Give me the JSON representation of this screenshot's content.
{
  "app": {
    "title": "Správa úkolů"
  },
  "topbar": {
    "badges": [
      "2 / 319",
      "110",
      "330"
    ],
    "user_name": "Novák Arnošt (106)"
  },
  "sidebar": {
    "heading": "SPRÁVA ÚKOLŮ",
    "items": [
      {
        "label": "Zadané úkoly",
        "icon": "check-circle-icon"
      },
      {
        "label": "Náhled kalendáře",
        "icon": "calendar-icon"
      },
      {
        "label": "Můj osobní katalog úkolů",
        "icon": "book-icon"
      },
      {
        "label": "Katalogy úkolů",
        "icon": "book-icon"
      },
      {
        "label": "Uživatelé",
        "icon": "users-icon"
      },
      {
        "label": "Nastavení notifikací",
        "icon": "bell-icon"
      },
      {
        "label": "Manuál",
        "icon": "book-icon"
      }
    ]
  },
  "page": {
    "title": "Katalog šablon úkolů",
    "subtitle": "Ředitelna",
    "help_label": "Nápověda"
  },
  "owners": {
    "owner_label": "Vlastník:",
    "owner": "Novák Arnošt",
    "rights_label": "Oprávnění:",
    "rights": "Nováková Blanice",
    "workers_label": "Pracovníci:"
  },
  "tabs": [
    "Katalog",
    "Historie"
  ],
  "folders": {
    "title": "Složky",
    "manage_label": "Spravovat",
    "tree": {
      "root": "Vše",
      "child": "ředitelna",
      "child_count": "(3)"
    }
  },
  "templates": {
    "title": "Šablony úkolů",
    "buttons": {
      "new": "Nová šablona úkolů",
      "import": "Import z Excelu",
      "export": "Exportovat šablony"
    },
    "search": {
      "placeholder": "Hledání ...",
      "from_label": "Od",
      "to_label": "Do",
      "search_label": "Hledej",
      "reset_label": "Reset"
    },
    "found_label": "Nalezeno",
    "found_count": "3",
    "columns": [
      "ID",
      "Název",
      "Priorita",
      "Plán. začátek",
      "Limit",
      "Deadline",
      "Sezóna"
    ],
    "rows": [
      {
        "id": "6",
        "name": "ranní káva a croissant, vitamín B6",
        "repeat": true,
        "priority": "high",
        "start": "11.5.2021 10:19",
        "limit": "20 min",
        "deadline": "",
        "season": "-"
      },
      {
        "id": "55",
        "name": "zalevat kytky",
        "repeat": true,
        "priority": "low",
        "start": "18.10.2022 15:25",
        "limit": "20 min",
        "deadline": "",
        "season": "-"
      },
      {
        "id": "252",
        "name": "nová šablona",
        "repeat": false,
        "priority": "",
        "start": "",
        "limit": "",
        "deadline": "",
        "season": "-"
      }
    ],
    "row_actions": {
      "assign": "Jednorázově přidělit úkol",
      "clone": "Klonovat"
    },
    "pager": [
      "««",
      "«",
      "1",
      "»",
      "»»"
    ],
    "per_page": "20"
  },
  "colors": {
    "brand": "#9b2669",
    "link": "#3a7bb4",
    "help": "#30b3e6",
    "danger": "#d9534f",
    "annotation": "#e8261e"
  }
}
+===+
§ DIRECTIONS
For this exercise, gather every line of the data that contains the word "priority".

§ THE RESPONSE
        "priority": "high",
        "priority": "low",
        "priority": "",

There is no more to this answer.